:: Task requirements ::
Copy out the records word for word, from their first line through the line that contains "size-cell: M bbox=[160, 111, 206, 155]", both ends included.

:: Extracted information ::
----

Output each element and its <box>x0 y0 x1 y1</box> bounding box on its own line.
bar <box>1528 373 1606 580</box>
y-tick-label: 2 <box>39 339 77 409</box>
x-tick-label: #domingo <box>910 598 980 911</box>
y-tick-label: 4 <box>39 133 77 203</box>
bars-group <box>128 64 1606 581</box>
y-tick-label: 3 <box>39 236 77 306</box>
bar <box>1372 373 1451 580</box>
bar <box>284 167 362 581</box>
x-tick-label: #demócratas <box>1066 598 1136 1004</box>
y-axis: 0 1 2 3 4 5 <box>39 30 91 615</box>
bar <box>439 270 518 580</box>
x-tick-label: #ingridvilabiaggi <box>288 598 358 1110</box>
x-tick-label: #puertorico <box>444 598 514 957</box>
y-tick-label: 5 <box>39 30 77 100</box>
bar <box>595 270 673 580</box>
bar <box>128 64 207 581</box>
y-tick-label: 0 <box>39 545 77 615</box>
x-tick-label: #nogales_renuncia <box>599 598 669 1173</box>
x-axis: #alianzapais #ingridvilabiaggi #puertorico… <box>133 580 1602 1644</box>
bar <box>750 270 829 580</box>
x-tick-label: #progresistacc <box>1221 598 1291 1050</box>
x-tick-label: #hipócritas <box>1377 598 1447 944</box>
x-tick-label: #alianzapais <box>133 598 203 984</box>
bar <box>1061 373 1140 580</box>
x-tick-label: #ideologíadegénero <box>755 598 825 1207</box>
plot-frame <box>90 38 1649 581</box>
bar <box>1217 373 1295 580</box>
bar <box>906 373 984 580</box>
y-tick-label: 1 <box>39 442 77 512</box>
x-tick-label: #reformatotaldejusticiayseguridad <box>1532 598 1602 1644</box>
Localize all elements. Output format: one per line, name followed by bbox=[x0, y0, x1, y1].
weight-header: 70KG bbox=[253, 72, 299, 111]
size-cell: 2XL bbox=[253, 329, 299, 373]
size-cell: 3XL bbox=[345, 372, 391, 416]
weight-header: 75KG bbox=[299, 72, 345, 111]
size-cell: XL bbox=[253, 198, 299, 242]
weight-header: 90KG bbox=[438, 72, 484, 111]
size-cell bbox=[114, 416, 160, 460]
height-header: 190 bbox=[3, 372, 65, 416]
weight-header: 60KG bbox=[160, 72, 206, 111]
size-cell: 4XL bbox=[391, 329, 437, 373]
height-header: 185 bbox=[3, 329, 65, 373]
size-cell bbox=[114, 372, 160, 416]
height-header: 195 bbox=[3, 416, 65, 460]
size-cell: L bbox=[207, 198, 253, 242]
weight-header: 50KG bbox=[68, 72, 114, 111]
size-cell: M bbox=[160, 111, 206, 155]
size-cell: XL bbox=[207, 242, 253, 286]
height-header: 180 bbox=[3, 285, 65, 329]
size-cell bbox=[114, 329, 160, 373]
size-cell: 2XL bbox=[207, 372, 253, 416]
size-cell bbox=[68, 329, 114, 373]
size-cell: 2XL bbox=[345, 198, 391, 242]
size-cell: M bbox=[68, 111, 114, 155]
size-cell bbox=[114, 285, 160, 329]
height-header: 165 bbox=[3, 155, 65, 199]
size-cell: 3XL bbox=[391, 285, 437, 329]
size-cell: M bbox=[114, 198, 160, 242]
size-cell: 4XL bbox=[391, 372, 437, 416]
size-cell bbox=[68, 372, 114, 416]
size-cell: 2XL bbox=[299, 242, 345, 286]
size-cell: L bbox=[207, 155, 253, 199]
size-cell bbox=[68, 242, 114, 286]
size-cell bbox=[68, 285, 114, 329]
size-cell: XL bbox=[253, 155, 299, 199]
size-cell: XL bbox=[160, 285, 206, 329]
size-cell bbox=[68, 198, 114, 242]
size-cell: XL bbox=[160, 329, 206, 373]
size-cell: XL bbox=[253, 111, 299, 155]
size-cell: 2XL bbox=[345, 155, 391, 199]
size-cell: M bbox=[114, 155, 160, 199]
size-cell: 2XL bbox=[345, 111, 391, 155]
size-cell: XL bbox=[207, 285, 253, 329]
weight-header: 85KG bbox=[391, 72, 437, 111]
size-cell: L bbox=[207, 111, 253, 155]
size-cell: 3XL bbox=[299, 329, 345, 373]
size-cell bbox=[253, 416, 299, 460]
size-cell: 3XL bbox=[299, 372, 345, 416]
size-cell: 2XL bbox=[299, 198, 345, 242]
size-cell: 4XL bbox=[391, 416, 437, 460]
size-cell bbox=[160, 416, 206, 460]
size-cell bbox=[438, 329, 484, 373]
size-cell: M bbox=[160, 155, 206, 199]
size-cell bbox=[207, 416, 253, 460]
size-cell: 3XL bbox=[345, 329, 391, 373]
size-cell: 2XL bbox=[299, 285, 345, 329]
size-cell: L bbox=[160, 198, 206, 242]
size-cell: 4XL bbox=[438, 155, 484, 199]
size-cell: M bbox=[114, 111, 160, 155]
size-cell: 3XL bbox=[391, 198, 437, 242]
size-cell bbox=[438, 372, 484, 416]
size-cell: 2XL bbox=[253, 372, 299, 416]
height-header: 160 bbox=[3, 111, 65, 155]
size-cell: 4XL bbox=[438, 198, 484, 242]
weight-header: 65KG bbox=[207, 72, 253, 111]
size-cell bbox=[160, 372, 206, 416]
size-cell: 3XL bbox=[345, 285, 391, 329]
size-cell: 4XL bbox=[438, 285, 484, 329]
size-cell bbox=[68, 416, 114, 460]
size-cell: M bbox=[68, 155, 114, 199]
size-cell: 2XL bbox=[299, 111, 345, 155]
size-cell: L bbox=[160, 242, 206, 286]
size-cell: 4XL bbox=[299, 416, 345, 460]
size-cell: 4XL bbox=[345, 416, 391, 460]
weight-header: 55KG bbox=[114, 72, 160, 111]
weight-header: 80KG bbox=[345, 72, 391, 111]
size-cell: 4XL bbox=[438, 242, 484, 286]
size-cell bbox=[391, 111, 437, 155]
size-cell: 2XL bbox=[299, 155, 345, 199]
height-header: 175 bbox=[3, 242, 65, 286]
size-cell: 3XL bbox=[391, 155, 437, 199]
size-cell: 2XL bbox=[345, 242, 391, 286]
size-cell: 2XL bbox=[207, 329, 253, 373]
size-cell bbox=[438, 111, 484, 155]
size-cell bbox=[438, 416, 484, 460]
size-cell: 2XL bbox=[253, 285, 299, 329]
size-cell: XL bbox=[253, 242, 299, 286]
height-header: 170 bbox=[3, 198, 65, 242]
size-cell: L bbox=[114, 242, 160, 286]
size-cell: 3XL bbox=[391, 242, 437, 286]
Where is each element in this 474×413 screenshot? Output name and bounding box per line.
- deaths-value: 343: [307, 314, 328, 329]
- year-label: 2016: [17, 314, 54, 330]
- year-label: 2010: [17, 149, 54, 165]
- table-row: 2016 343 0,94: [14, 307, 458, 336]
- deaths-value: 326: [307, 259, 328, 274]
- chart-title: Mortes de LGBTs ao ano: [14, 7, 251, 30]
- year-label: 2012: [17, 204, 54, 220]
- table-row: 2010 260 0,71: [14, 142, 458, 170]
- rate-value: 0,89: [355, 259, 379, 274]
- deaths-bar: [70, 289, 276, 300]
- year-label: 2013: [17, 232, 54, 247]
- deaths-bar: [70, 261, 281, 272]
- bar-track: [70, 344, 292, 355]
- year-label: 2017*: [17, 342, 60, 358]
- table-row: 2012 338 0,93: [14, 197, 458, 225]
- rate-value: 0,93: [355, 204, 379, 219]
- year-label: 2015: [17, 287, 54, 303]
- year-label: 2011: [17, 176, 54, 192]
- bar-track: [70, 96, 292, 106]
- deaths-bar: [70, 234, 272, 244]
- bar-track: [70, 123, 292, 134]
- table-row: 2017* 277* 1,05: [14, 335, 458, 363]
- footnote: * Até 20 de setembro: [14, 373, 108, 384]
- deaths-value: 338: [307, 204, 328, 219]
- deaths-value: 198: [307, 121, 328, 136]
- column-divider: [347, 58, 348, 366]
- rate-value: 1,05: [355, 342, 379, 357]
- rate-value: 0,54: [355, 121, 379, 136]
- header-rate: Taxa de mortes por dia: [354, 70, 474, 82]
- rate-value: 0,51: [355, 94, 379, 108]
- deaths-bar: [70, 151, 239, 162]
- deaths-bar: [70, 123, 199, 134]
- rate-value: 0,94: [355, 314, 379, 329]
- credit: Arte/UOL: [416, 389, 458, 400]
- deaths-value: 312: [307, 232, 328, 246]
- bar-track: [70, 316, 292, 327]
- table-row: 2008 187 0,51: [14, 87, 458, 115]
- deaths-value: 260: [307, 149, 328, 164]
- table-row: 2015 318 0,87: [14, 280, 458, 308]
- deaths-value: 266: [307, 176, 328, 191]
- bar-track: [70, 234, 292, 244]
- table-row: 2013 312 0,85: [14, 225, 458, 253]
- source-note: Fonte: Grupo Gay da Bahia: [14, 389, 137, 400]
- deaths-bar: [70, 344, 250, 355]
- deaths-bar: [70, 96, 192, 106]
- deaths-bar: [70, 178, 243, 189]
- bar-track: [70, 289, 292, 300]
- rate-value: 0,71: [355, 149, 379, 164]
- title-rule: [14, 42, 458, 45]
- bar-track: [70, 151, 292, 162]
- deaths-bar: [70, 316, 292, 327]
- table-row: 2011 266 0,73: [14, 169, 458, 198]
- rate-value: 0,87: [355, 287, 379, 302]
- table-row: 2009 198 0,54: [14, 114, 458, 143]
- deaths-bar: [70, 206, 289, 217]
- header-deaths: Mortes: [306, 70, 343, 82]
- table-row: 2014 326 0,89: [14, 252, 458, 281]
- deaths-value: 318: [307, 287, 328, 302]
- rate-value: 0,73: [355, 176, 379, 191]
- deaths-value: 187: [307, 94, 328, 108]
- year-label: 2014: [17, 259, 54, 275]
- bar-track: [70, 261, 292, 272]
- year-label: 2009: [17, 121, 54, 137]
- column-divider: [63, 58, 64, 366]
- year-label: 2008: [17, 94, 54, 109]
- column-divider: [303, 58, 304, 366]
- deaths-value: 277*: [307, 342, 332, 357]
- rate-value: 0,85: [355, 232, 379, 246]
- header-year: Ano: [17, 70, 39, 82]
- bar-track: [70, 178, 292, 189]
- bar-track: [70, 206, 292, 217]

----

:: Final answer ::
Output each element and its <box>x0 y0 x1 y1</box> bounding box on its own line.
bar <box>1528 373 1606 580</box>
y-tick-label: 2 <box>39 339 77 409</box>
x-tick-label: #domingo <box>910 598 980 911</box>
y-tick-label: 4 <box>39 133 77 203</box>
bars-group <box>128 64 1606 581</box>
y-tick-label: 3 <box>39 236 77 306</box>
bar <box>1372 373 1451 580</box>
bar <box>284 167 362 581</box>
x-tick-label: #demócratas <box>1066 598 1136 1004</box>
y-axis: 0 1 2 3 4 5 <box>39 30 91 615</box>
bar <box>439 270 518 580</box>
x-tick-label: #ingridvilabiaggi <box>288 598 358 1110</box>
x-tick-label: #puertorico <box>444 598 514 957</box>
y-tick-label: 5 <box>39 30 77 100</box>
bar <box>595 270 673 580</box>
bar <box>128 64 207 581</box>
y-tick-label: 0 <box>39 545 77 615</box>
x-tick-label: #nogales_renuncia <box>599 598 669 1173</box>
x-axis: #alianzapais #ingridvilabiaggi #puertorico… <box>133 580 1602 1644</box>
bar <box>750 270 829 580</box>
x-tick-label: #progresistacc <box>1221 598 1291 1050</box>
x-tick-label: #hipócritas <box>1377 598 1447 944</box>
x-tick-label: #alianzapais <box>133 598 203 984</box>
bar <box>1061 373 1140 580</box>
x-tick-label: #ideologíadegénero <box>755 598 825 1207</box>
plot-frame <box>90 38 1649 581</box>
bar <box>1217 373 1295 580</box>
bar <box>906 373 984 580</box>
y-tick-label: 1 <box>39 442 77 512</box>
x-tick-label: #reformatotaldejusticiayseguridad <box>1532 598 1602 1644</box>
Localize all elements. Output format: one per line, name followed by bbox=[x0, y0, x1, y1].
weight-header: 70KG bbox=[253, 72, 299, 111]
size-cell: 2XL bbox=[253, 329, 299, 373]
size-cell: 3XL bbox=[345, 372, 391, 416]
weight-header: 75KG bbox=[299, 72, 345, 111]
size-cell: XL bbox=[253, 198, 299, 242]
weight-header: 90KG bbox=[438, 72, 484, 111]
size-cell bbox=[114, 416, 160, 460]
height-header: 190 bbox=[3, 372, 65, 416]
weight-header: 60KG bbox=[160, 72, 206, 111]
size-cell: 4XL bbox=[391, 329, 437, 373]
height-header: 185 bbox=[3, 329, 65, 373]
size-cell bbox=[114, 372, 160, 416]
height-header: 195 bbox=[3, 416, 65, 460]
size-cell: L bbox=[207, 198, 253, 242]
weight-header: 50KG bbox=[68, 72, 114, 111]
size-cell: M bbox=[160, 111, 206, 155]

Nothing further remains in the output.